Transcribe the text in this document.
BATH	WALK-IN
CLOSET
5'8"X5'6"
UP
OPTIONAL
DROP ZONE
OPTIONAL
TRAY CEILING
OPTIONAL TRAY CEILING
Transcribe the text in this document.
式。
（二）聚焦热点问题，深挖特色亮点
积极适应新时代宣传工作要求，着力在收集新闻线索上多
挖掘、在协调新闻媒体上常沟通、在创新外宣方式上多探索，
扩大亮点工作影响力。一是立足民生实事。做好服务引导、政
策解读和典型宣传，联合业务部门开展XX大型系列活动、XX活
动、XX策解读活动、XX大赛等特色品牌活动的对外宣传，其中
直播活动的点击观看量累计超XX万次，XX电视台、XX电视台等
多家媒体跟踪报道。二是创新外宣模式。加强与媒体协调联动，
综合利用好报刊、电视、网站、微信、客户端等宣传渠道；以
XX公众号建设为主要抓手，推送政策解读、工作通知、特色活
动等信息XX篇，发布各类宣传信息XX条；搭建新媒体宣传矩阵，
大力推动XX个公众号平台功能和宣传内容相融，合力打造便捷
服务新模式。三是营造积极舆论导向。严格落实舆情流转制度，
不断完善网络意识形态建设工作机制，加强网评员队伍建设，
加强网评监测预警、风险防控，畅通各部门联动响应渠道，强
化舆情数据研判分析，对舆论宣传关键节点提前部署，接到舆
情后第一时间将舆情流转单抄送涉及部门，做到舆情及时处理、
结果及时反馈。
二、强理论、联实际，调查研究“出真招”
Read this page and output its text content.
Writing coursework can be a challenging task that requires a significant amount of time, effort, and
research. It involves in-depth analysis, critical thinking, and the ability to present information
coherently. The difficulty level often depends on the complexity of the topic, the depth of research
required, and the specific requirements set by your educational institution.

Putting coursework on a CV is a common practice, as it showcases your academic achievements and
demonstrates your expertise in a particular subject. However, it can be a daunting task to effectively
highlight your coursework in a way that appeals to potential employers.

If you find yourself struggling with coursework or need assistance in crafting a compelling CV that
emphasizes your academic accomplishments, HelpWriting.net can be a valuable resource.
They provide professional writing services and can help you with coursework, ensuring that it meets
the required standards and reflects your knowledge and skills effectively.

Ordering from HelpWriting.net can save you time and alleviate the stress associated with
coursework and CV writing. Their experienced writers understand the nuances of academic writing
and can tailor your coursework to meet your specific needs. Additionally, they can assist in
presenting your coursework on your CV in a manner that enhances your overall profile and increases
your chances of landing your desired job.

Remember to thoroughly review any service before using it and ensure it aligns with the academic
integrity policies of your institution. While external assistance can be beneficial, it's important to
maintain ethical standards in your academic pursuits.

-- -- --

- **Task directions**
Repeat all the entries word for word.

- **Complete response**
Transcribe the text in this document.
BATH	WALK-IN
CLOSET
5'8"X5'6"
UP
OPTIONAL
DROP ZONE
OPTIONAL
TRAY CEILING
OPTIONAL TRAY CEILING
Transcribe the text in this document.
式。
（二）聚焦热点问题，深挖特色亮点
积极适应新时代宣传工作要求，着力在收集新闻线索上多
挖掘、在协调新闻媒体上常沟通、在创新外宣方式上多探索，
扩大亮点工作影响力。一是立足民生实事。做好服务引导、政
策解读和典型宣传，联合业务部门开展XX大型系列活动、XX活
动、XX策解读活动、XX大赛等特色品牌活动的对外宣传，其中
直播活动的点击观看量累计超XX万次，XX电视台、XX电视台等
多家媒体跟踪报道。二是创新外宣模式。加强与媒体协调联动，
综合利用好报刊、电视、网站、微信、客户端等宣传渠道；以
XX公众号建设为主要抓手，推送政策解读、工作通知、特色活
动等信息XX篇，发布各类宣传信息XX条；搭建新媒体宣传矩阵，
大力推动XX个公众号平台功能和宣传内容相融，合力打造便捷
服务新模式。三是营造积极舆论导向。严格落实舆情流转制度，
不断完善网络意识形态建设工作机制，加强网评员队伍建设，
加强网评监测预警、风险防控，畅通各部门联动响应渠道，强
化舆情数据研判分析，对舆论宣传关键节点提前部署，接到舆
情后第一时间将舆情流转单抄送涉及部门，做到舆情及时处理、
结果及时反馈。
二、强理论、联实际，调查研究“出真招”
Read this page and output its text content.
Writing coursework can be a challenging task that requires a significant amount of time, effort, and
research. It involves in-depth analysis, critical thinking, and the ability to present information
coherently. The difficulty level often depends on the complexity of the topic, the depth of research
required, and the specific requirements set by your educational institution.

Putting coursework on a CV is a common practice, as it showcases your academic achievements and
demonstrates your expertise in a particular subject. However, it can be a daunting task to effectively
highlight your coursework in a way that appeals to potential employers.

If you find yourself struggling with coursework or need assistance in crafting a compelling CV that
emphasizes your academic accomplishments, HelpWriting.net can be a valuable resource.
They provide professional writing services and can help you with coursework, ensuring that it meets
the required standards and reflects your knowledge and skills effectively.

Ordering from HelpWriting.net can save you time and alleviate the stress associated with
coursework and CV writing. Their experienced writers understand the nuances of academic writing
and can tailor your coursework to meet your specific needs. Additionally, they can assist in
presenting your coursework on your CV in a manner that enhances your overall profile and increases
your chances of landing your desired job.

Remember to thoroughly review any service before using it and ensure it aligns with the academic
integrity policies of your institution. While external assistance can be beneficial, it's important to
maintain ethical standards in your academic pursuits.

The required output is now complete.